**EXERCISE GOAL**
Reproduce the following records line for line, with no changes.

# Start of DATASET EXCERPTS

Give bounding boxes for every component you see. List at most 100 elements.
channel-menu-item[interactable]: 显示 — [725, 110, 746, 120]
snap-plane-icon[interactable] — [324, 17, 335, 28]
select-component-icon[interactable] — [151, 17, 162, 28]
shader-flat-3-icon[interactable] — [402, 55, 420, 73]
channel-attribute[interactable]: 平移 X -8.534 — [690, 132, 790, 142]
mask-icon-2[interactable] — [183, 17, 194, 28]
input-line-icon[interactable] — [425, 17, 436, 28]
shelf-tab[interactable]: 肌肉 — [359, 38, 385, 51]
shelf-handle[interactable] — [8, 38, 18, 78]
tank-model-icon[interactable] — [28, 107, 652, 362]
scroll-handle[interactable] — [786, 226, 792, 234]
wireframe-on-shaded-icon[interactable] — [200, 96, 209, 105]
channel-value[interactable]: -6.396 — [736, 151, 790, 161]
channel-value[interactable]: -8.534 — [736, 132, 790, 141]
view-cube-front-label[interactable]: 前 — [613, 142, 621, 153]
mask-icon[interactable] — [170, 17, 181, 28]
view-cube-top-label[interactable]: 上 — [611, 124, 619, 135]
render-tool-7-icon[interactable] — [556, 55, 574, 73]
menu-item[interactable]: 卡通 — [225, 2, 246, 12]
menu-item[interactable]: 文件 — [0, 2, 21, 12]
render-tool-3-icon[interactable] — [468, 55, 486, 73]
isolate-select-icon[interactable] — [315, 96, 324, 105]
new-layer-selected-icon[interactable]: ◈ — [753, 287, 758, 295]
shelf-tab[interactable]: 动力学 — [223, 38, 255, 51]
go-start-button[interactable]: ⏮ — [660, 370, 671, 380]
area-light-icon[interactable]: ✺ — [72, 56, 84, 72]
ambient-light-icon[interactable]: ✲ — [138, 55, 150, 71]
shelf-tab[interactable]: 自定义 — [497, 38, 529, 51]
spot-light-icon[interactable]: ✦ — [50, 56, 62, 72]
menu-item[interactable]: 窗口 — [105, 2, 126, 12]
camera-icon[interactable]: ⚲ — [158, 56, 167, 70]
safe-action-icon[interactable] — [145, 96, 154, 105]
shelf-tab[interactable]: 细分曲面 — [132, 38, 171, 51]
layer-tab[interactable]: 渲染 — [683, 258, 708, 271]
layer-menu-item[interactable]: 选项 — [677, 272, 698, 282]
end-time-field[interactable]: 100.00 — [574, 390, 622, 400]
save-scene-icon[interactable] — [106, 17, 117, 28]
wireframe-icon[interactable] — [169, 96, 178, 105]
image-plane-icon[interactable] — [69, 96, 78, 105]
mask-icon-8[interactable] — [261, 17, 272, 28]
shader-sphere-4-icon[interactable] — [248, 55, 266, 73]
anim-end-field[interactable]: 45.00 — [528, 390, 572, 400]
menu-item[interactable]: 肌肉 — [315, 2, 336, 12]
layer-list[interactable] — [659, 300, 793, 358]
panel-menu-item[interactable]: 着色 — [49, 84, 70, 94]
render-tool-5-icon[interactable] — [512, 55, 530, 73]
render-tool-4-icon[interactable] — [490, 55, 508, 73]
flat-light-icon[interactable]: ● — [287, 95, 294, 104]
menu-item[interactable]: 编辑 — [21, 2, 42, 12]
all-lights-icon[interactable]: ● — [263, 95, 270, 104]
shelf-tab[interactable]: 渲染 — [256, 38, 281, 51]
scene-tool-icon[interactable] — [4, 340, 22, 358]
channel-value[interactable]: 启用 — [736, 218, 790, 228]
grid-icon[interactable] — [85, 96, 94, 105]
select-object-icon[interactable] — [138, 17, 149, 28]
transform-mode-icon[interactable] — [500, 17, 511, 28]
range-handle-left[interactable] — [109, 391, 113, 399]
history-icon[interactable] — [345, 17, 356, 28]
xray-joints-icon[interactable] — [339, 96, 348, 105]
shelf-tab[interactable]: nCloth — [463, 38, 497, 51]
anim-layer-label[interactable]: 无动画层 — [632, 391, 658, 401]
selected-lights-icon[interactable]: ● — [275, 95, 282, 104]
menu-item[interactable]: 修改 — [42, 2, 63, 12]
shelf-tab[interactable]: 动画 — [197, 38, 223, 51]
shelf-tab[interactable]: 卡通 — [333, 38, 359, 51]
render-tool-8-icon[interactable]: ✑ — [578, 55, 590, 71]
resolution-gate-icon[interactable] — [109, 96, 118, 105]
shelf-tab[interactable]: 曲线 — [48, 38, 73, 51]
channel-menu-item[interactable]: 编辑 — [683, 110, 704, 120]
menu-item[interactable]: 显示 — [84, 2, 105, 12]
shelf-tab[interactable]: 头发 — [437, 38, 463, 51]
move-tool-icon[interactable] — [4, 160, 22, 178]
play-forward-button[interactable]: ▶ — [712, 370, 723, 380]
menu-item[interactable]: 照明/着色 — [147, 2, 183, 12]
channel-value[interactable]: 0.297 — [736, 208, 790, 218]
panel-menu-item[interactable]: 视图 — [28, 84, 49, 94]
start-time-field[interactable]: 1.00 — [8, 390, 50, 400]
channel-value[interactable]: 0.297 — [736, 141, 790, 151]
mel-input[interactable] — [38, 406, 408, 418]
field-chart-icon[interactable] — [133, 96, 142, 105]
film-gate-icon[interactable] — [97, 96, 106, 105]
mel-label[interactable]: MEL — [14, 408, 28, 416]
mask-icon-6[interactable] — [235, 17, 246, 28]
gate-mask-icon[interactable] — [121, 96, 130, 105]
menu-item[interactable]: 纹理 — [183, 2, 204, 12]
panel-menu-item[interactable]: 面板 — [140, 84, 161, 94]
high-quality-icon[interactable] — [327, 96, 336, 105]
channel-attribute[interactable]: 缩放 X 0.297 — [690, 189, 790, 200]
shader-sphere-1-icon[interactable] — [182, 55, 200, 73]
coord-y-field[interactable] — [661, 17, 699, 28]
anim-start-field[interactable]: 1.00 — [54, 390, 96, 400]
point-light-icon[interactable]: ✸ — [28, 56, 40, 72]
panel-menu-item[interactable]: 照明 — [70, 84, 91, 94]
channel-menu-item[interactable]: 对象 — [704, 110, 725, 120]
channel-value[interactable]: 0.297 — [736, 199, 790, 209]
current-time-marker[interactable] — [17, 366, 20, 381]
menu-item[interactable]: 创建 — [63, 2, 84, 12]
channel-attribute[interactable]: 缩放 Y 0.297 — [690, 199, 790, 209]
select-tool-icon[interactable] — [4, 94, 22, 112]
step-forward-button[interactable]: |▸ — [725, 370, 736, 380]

# End of DATASET EXCERPTS

**RESPONSE TO THIS TASK**
Give bounding boxes for every component you see. List at most 100 elements.
channel-menu-item[interactable]: 显示 — [725, 110, 746, 120]
snap-plane-icon[interactable] — [324, 17, 335, 28]
select-component-icon[interactable] — [151, 17, 162, 28]
shader-flat-3-icon[interactable] — [402, 55, 420, 73]
channel-attribute[interactable]: 平移 X -8.534 — [690, 132, 790, 142]
mask-icon-2[interactable] — [183, 17, 194, 28]
input-line-icon[interactable] — [425, 17, 436, 28]
shelf-tab[interactable]: 肌肉 — [359, 38, 385, 51]
shelf-handle[interactable] — [8, 38, 18, 78]
tank-model-icon[interactable] — [28, 107, 652, 362]
scroll-handle[interactable] — [786, 226, 792, 234]
wireframe-on-shaded-icon[interactable] — [200, 96, 209, 105]
channel-value[interactable]: -6.396 — [736, 151, 790, 161]
channel-value[interactable]: -8.534 — [736, 132, 790, 141]
view-cube-front-label[interactable]: 前 — [613, 142, 621, 153]
mask-icon[interactable] — [170, 17, 181, 28]
view-cube-top-label[interactable]: 上 — [611, 124, 619, 135]
render-tool-7-icon[interactable] — [556, 55, 574, 73]
menu-item[interactable]: 卡通 — [225, 2, 246, 12]
menu-item[interactable]: 文件 — [0, 2, 21, 12]
render-tool-3-icon[interactable] — [468, 55, 486, 73]
isolate-select-icon[interactable] — [315, 96, 324, 105]
new-layer-selected-icon[interactable]: ◈ — [753, 287, 758, 295]
shelf-tab[interactable]: 动力学 — [223, 38, 255, 51]
go-start-button[interactable]: ⏮ — [660, 370, 671, 380]
area-light-icon[interactable]: ✺ — [72, 56, 84, 72]
ambient-light-icon[interactable]: ✲ — [138, 55, 150, 71]
shelf-tab[interactable]: 自定义 — [497, 38, 529, 51]
spot-light-icon[interactable]: ✦ — [50, 56, 62, 72]
menu-item[interactable]: 窗口 — [105, 2, 126, 12]
camera-icon[interactable]: ⚲ — [158, 56, 167, 70]
safe-action-icon[interactable] — [145, 96, 154, 105]
shelf-tab[interactable]: 细分曲面 — [132, 38, 171, 51]
layer-tab[interactable]: 渲染 — [683, 258, 708, 271]
layer-menu-item[interactable]: 选项 — [677, 272, 698, 282]
end-time-field[interactable]: 100.00 — [574, 390, 622, 400]
save-scene-icon[interactable] — [106, 17, 117, 28]
wireframe-icon[interactable] — [169, 96, 178, 105]
image-plane-icon[interactable] — [69, 96, 78, 105]
mask-icon-8[interactable] — [261, 17, 272, 28]
shader-sphere-4-icon[interactable] — [248, 55, 266, 73]
anim-end-field[interactable]: 45.00 — [528, 390, 572, 400]
menu-item[interactable]: 肌肉 — [315, 2, 336, 12]
layer-list[interactable] — [659, 300, 793, 358]
panel-menu-item[interactable]: 着色 — [49, 84, 70, 94]
render-tool-5-icon[interactable] — [512, 55, 530, 73]
render-tool-4-icon[interactable] — [490, 55, 508, 73]
flat-light-icon[interactable]: ● — [287, 95, 294, 104]
menu-item[interactable]: 编辑 — [21, 2, 42, 12]
all-lights-icon[interactable]: ● — [263, 95, 270, 104]
shelf-tab[interactable]: 渲染 — [256, 38, 281, 51]
scene-tool-icon[interactable] — [4, 340, 22, 358]
channel-value[interactable]: 启用 — [736, 218, 790, 228]
grid-icon[interactable] — [85, 96, 94, 105]
select-object-icon[interactable] — [138, 17, 149, 28]
transform-mode-icon[interactable] — [500, 17, 511, 28]
range-handle-left[interactable] — [109, 391, 113, 399]
history-icon[interactable] — [345, 17, 356, 28]
xray-joints-icon[interactable] — [339, 96, 348, 105]
shelf-tab[interactable]: nCloth — [463, 38, 497, 51]
anim-layer-label[interactable]: 无动画层 — [632, 391, 658, 401]
selected-lights-icon[interactable]: ● — [275, 95, 282, 104]
menu-item[interactable]: 修改 — [42, 2, 63, 12]
shelf-tab[interactable]: 动画 — [197, 38, 223, 51]
shelf-tab[interactable]: 卡通 — [333, 38, 359, 51]
render-tool-8-icon[interactable]: ✑ — [578, 55, 590, 71]
resolution-gate-icon[interactable] — [109, 96, 118, 105]
shelf-tab[interactable]: 曲线 — [48, 38, 73, 51]
channel-menu-item[interactable]: 编辑 — [683, 110, 704, 120]
menu-item[interactable]: 显示 — [84, 2, 105, 12]
shelf-tab[interactable]: 头发 — [437, 38, 463, 51]
move-tool-icon[interactable] — [4, 160, 22, 178]
play-forward-button[interactable]: ▶ — [712, 370, 723, 380]
menu-item[interactable]: 照明/着色 — [147, 2, 183, 12]
channel-value[interactable]: 0.297 — [736, 208, 790, 218]
panel-menu-item[interactable]: 视图 — [28, 84, 49, 94]
start-time-field[interactable]: 1.00 — [8, 390, 50, 400]
channel-value[interactable]: 0.297 — [736, 141, 790, 151]
mel-input[interactable] — [38, 406, 408, 418]
field-chart-icon[interactable] — [133, 96, 142, 105]
film-gate-icon[interactable] — [97, 96, 106, 105]
mel-label[interactable]: MEL — [14, 408, 28, 416]
mask-icon-6[interactable] — [235, 17, 246, 28]
gate-mask-icon[interactable] — [121, 96, 130, 105]
menu-item[interactable]: 纹理 — [183, 2, 204, 12]
panel-menu-item[interactable]: 面板 — [140, 84, 161, 94]
high-quality-icon[interactable] — [327, 96, 336, 105]
channel-attribute[interactable]: 缩放 X 0.297 — [690, 189, 790, 200]
shader-sphere-1-icon[interactable] — [182, 55, 200, 73]
coord-y-field[interactable] — [661, 17, 699, 28]
anim-start-field[interactable]: 1.00 — [54, 390, 96, 400]
point-light-icon[interactable]: ✸ — [28, 56, 40, 72]
panel-menu-item[interactable]: 照明 — [70, 84, 91, 94]
channel-menu-item[interactable]: 对象 — [704, 110, 725, 120]
channel-value[interactable]: 0.297 — [736, 199, 790, 209]
current-time-marker[interactable] — [17, 366, 20, 381]
menu-item[interactable]: 创建 — [63, 2, 84, 12]
channel-attribute[interactable]: 缩放 Y 0.297 — [690, 199, 790, 209]
select-tool-icon[interactable] — [4, 94, 22, 112]
step-forward-button[interactable]: |▸ — [725, 370, 736, 380]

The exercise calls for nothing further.